_EXERCISE GOAL_
Transcribe every entry below word for word, but skip the pictures.

_TASK INPUTS_

== == ==

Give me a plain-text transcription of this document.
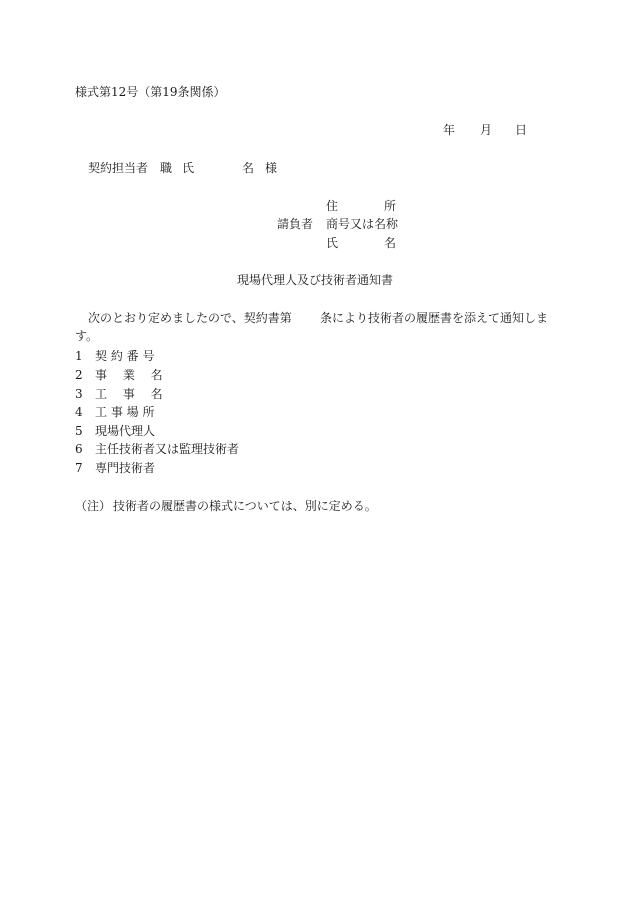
様式第12号（第19条関係）
年 月 日
契約担当者 職 氏	名 様
住	所
請負者 商号又は名称
氏	名
現場代理人及び技術者通知書
次のとおり定めましたので、契約書第 条により技術者の履歴書を添えて通知しま
す。
1 契 約 番 号
2 事　 業　 名
3 工　 事　 名
4 工 事 場 所
5 現場代理人
6 主任技術者又は監理技術者
7 専門技術者
（注） 技術者の履歴書の様式については、別に定める。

== == ==

_ANSWER BELOW_
Give me a plain-text transcription of this document.
様式第12号（第19条関係）
年 月 日
契約担当者 職 氏	名 様
住	所
請負者 商号又は名称
氏	名
現場代理人及び技術者通知書
次のとおり定めましたので、契約書第 条により技術者の履歴書を添えて通知しま
す。
1 契 約 番 号
2 事　 業　 名
3 工　 事　 名
4 工 事 場 所
5 現場代理人
6 主任技術者又は監理技術者
7 専門技術者
（注） 技術者の履歴書の様式については、別に定める。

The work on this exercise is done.